* **Your goal**:
Write out each line exactly as it stands, please.

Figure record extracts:
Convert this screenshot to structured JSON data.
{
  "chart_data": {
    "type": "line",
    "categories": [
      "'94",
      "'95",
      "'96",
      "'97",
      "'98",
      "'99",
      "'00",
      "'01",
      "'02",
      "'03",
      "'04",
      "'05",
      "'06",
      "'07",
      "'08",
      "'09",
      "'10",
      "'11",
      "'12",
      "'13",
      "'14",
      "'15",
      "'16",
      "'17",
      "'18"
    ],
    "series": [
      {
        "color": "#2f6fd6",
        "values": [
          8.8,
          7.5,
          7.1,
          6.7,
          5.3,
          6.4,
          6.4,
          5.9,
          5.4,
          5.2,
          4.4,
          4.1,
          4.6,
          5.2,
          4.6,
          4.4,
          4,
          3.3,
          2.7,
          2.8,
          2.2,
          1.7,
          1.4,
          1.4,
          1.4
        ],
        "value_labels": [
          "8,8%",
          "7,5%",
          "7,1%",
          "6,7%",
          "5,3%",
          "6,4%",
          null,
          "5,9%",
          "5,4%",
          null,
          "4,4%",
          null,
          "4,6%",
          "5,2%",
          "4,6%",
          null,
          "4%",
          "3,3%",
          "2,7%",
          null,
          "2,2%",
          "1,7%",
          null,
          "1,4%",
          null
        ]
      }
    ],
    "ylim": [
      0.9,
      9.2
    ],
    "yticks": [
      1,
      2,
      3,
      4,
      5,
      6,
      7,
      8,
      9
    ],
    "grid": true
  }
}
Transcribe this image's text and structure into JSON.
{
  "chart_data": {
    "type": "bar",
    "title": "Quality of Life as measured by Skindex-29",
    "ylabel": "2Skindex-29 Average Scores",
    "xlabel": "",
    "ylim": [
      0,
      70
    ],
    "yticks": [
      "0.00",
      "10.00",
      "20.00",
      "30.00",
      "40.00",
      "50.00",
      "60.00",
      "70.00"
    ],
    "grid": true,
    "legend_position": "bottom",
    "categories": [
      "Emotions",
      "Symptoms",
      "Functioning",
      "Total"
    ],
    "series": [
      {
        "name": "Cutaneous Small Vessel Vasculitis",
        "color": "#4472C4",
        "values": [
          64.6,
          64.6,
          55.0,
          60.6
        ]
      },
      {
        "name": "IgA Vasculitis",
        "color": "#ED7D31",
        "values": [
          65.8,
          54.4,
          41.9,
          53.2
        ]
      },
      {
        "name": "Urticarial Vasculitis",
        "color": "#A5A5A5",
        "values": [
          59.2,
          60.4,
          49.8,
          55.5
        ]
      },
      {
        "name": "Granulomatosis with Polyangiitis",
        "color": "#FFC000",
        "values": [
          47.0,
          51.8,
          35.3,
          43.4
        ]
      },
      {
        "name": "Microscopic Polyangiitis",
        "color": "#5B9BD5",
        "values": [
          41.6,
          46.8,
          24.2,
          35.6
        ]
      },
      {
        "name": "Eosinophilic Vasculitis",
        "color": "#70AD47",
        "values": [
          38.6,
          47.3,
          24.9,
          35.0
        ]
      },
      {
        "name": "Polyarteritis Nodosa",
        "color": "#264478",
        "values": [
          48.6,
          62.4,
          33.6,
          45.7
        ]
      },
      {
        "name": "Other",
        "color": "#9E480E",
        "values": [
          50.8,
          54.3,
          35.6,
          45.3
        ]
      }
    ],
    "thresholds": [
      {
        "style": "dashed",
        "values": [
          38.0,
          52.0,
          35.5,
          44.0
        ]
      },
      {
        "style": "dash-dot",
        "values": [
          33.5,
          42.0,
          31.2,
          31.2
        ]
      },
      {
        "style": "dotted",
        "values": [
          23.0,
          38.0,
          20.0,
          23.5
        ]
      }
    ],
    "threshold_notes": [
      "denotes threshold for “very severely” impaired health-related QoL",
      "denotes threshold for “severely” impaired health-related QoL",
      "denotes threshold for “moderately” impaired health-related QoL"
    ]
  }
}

* **Task response**:
Convert this screenshot to structured JSON data.
{
  "chart_data": {
    "type": "line",
    "categories": [
      "'94",
      "'95",
      "'96",
      "'97",
      "'98",
      "'99",
      "'00",
      "'01",
      "'02",
      "'03",
      "'04",
      "'05",
      "'06",
      "'07",
      "'08",
      "'09",
      "'10",
      "'11",
      "'12",
      "'13",
      "'14",
      "'15",
      "'16",
      "'17",
      "'18"
    ],
    "series": [
      {
        "color": "#2f6fd6",
        "values": [
          8.8,
          7.5,
          7.1,
          6.7,
          5.3,
          6.4,
          6.4,
          5.9,
          5.4,
          5.2,
          4.4,
          4.1,
          4.6,
          5.2,
          4.6,
          4.4,
          4,
          3.3,
          2.7,
          2.8,
          2.2,
          1.7,
          1.4,
          1.4,
          1.4
        ],
        "value_labels": [
          "8,8%",
          "7,5%",
          "7,1%",
          "6,7%",
          "5,3%",
          "6,4%",
          null,
          "5,9%",
          "5,4%",
          null,
          "4,4%",
          null,
          "4,6%",
          "5,2%",
          "4,6%",
          null,
          "4%",
          "3,3%",
          "2,7%",
          null,
          "2,2%",
          "1,7%",
          null,
          "1,4%",
          null
        ]
      }
    ],
    "ylim": [
      0.9,
      9.2
    ],
    "yticks": [
      1,
      2,
      3,
      4,
      5,
      6,
      7,
      8,
      9
    ],
    "grid": true
  }
}
Transcribe this image's text and structure into JSON.
{
  "chart_data": {
    "type": "bar",
    "title": "Quality of Life as measured by Skindex-29",
    "ylabel": "2Skindex-29 Average Scores",
    "xlabel": "",
    "ylim": [
      0,
      70
    ],
    "yticks": [
      "0.00",
      "10.00",
      "20.00",
      "30.00",
      "40.00",
      "50.00",
      "60.00",
      "70.00"
    ],
    "grid": true,
    "legend_position": "bottom",
    "categories": [
      "Emotions",
      "Symptoms",
      "Functioning",
      "Total"
    ],
    "series": [
      {
        "name": "Cutaneous Small Vessel Vasculitis",
        "color": "#4472C4",
        "values": [
          64.6,
          64.6,
          55.0,
          60.6
        ]
      },
      {
        "name": "IgA Vasculitis",
        "color": "#ED7D31",
        "values": [
          65.8,
          54.4,
          41.9,
          53.2
        ]
      },
      {
        "name": "Urticarial Vasculitis",
        "color": "#A5A5A5",
        "values": [
          59.2,
          60.4,
          49.8,
          55.5
        ]
      },
      {
        "name": "Granulomatosis with Polyangiitis",
        "color": "#FFC000",
        "values": [
          47.0,
          51.8,
          35.3,
          43.4
        ]
      },
      {
        "name": "Microscopic Polyangiitis",
        "color": "#5B9BD5",
        "values": [
          41.6,
          46.8,
          24.2,
          35.6
        ]
      },
      {
        "name": "Eosinophilic Vasculitis",
        "color": "#70AD47",
        "values": [
          38.6,
          47.3,
          24.9,
          35.0
        ]
      },
      {
        "name": "Polyarteritis Nodosa",
        "color": "#264478",
        "values": [
          48.6,
          62.4,
          33.6,
          45.7
        ]
      },
      {
        "name": "Other",
        "color": "#9E480E",
        "values": [
          50.8,
          54.3,
          35.6,
          45.3
        ]
      }
    ],
    "thresholds": [
      {
        "style": "dashed",
        "values": [
          38.0,
          52.0,
          35.5,
          44.0
        ]
      },
      {
        "style": "dash-dot",
        "values": [
          33.5,
          42.0,
          31.2,
          31.2
        ]
      },
      {
        "style": "dotted",
        "values": [
          23.0,
          38.0,
          20.0,
          23.5
        ]
      }
    ],
    "threshold_notes": [
      "denotes threshold for “very severely” impaired health-related QoL",
      "denotes threshold for “severely” impaired health-related QoL",
      "denotes threshold for “moderately” impaired health-related QoL"
    ]
  }
}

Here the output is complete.